- **Article**
** Start **

On Sun, 2010-03-07 at 15:50 -0800, Jeff Hooker wrote:
I'm trying to create a reference table for a ridiculously large
document. The resulting table is sufficiently huge that it's causing
java memory shortages when I try to churn it into XML because of the
degree of recursion in the table processing scripts, so I'm trying to
read all of the nodes into a node-set() and process them out into a
series of 100-row tables.
Sounds like you are for some reason using XSLT 1 here. When XSLT 1
was being developed in the 1990s, 50 megabytes was considered a
large XML document...
I'm sure that there's a simple way of doing this; I'm also sure that
I've abjectly failed to find it. Are there any good samples of
processing node-sets() in batches out there? The main issue that I'm
having is closing off a table at regular intervals and starting a new
one; all of my tables currently ended up nested within each other.

** End **

- **Aim of the exercise**
Reproduce word for word the passage of the XSLT table-processing post above, starting at "On Sun, 2010-03-07" and stopping after "of 100-row tables.".

- **Source data**
** Start **

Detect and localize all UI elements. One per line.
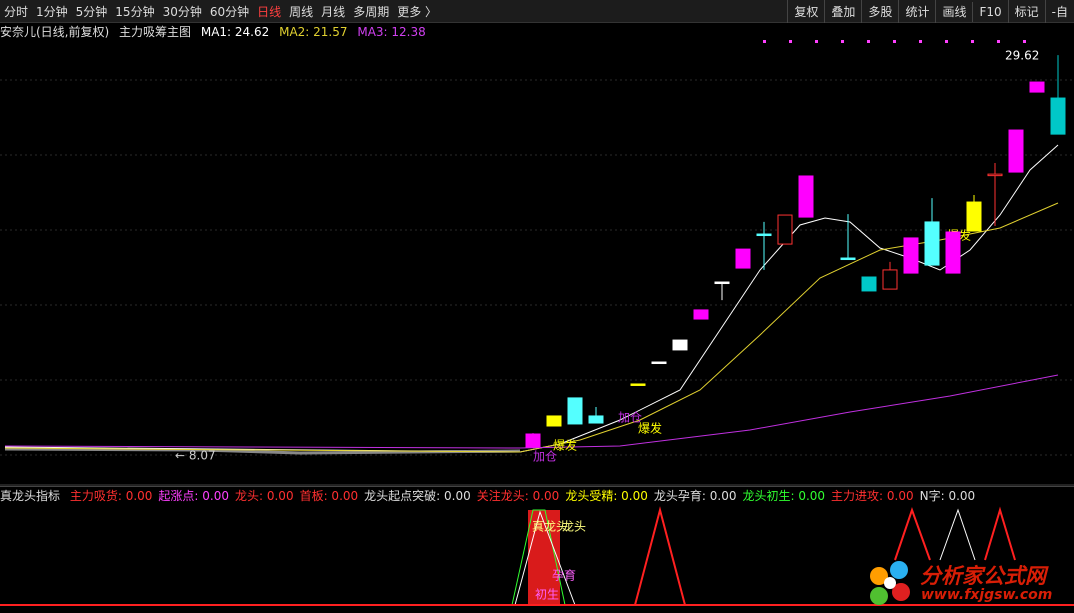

** End **

- **Task output**
On Sun, 2010-03-07 at 15:50 -0800, Jeff Hooker wrote:
I'm trying to create a reference table for a ridiculously large
document. The resulting table is sufficiently huge that it's causing
java memory shortages when I try to churn it into XML because of the
degree of recursion in the table processing scripts, so I'm trying to
read all of the nodes into a node-set() and process them out into a
series of 100-row tables.